(Structured figure records)
■ ■ ■ ■ ■ ■ ■

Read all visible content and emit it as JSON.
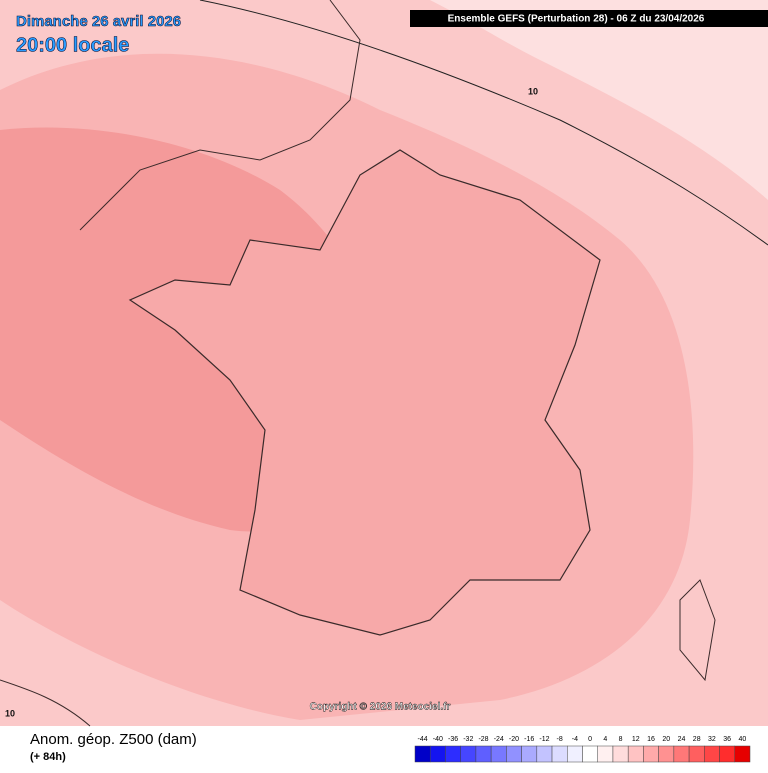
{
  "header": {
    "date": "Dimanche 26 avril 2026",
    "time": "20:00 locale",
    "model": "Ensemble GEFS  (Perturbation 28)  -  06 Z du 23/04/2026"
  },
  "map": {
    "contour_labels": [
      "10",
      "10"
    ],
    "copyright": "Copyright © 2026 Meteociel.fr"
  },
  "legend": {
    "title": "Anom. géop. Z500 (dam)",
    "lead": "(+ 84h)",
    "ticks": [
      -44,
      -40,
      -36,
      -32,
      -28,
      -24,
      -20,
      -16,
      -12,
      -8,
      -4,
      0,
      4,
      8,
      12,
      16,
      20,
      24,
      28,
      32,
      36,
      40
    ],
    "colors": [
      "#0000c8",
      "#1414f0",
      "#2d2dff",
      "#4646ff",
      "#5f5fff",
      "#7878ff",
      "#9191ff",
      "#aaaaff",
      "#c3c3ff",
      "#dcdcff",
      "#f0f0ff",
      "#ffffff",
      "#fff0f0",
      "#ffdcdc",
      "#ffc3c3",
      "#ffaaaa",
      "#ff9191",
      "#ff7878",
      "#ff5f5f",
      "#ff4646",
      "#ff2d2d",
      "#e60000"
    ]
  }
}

■ ■ ■ ■ ■ ■ ■

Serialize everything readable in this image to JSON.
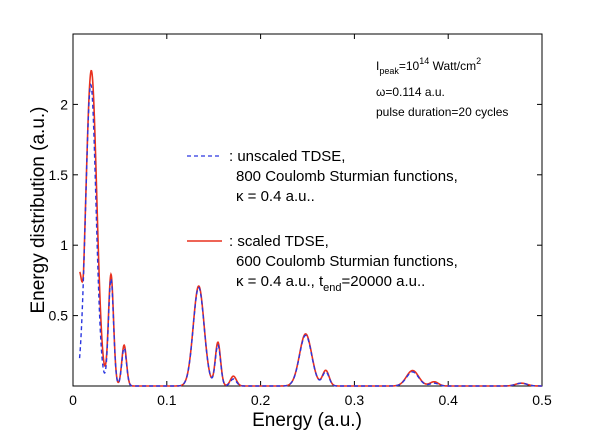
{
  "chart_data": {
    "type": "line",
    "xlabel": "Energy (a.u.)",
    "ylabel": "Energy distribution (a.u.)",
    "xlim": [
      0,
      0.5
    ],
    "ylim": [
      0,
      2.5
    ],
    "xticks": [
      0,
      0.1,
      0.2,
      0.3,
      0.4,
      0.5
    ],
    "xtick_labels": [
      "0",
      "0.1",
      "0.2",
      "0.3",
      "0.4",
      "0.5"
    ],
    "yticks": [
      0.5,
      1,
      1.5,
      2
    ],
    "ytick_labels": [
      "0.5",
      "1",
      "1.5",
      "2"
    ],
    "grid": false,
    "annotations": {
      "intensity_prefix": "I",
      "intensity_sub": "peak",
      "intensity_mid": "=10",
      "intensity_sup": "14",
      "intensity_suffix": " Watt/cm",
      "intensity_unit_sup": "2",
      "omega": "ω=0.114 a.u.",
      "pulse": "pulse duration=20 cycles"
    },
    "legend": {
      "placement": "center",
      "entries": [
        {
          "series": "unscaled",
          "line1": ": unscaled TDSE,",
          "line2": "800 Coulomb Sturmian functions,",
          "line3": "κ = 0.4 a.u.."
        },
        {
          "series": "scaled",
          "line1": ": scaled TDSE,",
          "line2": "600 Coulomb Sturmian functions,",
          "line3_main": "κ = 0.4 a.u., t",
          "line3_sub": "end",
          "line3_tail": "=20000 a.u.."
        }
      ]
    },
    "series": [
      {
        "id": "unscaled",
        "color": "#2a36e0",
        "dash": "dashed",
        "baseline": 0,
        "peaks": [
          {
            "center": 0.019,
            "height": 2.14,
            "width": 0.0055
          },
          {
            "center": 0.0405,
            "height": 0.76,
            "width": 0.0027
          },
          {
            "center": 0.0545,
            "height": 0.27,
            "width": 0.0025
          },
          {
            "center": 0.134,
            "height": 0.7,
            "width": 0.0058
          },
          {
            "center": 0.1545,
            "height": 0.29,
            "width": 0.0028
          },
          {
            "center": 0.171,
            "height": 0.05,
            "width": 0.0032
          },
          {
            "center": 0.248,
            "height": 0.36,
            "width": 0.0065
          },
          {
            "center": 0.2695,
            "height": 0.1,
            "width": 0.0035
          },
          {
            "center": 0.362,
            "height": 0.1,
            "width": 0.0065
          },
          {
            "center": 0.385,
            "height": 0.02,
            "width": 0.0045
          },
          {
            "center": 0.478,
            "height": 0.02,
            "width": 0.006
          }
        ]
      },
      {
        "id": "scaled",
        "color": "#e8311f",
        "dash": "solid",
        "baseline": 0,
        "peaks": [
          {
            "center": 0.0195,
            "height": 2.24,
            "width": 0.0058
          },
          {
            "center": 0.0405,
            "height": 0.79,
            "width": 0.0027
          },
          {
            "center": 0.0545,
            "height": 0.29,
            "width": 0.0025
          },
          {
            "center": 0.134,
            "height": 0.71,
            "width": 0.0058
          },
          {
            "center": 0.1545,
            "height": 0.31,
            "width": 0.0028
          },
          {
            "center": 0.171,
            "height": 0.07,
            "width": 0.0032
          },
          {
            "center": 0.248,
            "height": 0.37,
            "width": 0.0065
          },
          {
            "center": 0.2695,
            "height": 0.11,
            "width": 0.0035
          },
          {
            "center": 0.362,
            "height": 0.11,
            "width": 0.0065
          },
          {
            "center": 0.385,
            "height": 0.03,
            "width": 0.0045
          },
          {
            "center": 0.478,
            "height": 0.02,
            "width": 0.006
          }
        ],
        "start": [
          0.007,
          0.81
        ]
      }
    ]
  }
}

■ ■ ■ ■ ■ ■ ■

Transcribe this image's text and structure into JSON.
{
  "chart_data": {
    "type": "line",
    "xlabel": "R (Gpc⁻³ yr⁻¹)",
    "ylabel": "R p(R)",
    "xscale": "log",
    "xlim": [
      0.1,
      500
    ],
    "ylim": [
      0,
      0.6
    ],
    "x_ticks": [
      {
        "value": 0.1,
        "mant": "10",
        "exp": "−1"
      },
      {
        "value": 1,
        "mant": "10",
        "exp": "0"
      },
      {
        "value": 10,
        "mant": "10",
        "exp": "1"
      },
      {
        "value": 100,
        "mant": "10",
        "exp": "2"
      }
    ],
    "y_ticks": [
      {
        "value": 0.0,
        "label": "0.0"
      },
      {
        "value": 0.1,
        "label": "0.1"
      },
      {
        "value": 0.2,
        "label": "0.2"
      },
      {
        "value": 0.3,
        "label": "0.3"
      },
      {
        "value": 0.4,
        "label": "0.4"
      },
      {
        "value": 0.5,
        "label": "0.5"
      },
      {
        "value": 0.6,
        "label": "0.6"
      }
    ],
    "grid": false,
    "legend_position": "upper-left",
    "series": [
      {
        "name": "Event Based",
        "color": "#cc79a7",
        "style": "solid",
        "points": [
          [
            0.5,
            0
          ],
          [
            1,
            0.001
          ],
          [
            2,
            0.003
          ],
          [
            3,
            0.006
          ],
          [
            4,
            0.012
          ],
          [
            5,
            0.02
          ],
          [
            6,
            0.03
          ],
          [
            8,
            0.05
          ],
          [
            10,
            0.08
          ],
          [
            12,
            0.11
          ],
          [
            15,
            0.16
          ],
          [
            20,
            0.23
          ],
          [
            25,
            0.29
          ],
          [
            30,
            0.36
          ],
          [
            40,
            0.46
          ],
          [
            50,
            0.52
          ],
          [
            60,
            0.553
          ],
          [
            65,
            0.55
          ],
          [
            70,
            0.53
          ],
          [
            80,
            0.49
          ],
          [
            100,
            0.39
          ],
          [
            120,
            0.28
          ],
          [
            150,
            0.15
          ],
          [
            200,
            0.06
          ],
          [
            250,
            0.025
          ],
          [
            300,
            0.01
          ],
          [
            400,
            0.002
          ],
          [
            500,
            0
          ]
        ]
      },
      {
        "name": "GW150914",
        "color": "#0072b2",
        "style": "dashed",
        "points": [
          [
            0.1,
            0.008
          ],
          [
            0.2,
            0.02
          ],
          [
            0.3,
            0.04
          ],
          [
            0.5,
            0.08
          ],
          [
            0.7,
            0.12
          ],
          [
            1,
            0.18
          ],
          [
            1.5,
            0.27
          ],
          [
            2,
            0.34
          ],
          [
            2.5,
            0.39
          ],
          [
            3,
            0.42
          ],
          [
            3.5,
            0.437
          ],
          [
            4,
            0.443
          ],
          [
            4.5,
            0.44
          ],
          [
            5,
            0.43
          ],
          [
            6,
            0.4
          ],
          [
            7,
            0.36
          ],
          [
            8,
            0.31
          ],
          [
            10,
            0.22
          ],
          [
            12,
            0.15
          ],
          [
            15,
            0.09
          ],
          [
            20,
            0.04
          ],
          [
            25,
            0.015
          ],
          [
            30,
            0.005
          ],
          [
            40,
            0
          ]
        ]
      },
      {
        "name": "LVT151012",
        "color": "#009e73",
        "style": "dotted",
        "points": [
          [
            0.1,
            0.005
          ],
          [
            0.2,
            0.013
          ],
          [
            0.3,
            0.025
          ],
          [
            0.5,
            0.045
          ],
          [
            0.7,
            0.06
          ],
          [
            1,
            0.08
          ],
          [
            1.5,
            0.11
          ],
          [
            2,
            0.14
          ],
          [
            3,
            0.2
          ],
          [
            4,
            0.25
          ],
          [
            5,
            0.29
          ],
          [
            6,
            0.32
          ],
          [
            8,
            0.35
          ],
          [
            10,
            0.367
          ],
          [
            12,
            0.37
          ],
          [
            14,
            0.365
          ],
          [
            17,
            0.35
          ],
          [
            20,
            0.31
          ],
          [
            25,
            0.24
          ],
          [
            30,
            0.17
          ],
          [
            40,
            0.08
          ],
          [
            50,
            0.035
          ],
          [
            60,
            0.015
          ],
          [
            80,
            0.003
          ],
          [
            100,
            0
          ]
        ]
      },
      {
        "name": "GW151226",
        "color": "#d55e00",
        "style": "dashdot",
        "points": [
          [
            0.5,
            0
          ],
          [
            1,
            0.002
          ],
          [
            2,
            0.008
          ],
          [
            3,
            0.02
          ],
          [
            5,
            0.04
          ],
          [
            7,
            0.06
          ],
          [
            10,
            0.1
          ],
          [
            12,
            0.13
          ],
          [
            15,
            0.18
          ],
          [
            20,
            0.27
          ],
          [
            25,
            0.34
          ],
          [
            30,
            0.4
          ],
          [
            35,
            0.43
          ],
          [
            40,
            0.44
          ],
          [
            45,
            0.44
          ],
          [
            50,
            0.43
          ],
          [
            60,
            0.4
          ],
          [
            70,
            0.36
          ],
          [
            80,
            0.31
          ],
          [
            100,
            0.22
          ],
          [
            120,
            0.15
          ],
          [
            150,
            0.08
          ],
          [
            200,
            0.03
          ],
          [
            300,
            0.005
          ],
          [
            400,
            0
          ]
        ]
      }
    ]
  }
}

■ ■ ■ ■ ■ ■ ■

Look through the entries above for the word "TDSE". Copy every line where it shows up.

          "line1": ": unscaled TDSE,",
          "line1": ": scaled TDSE,",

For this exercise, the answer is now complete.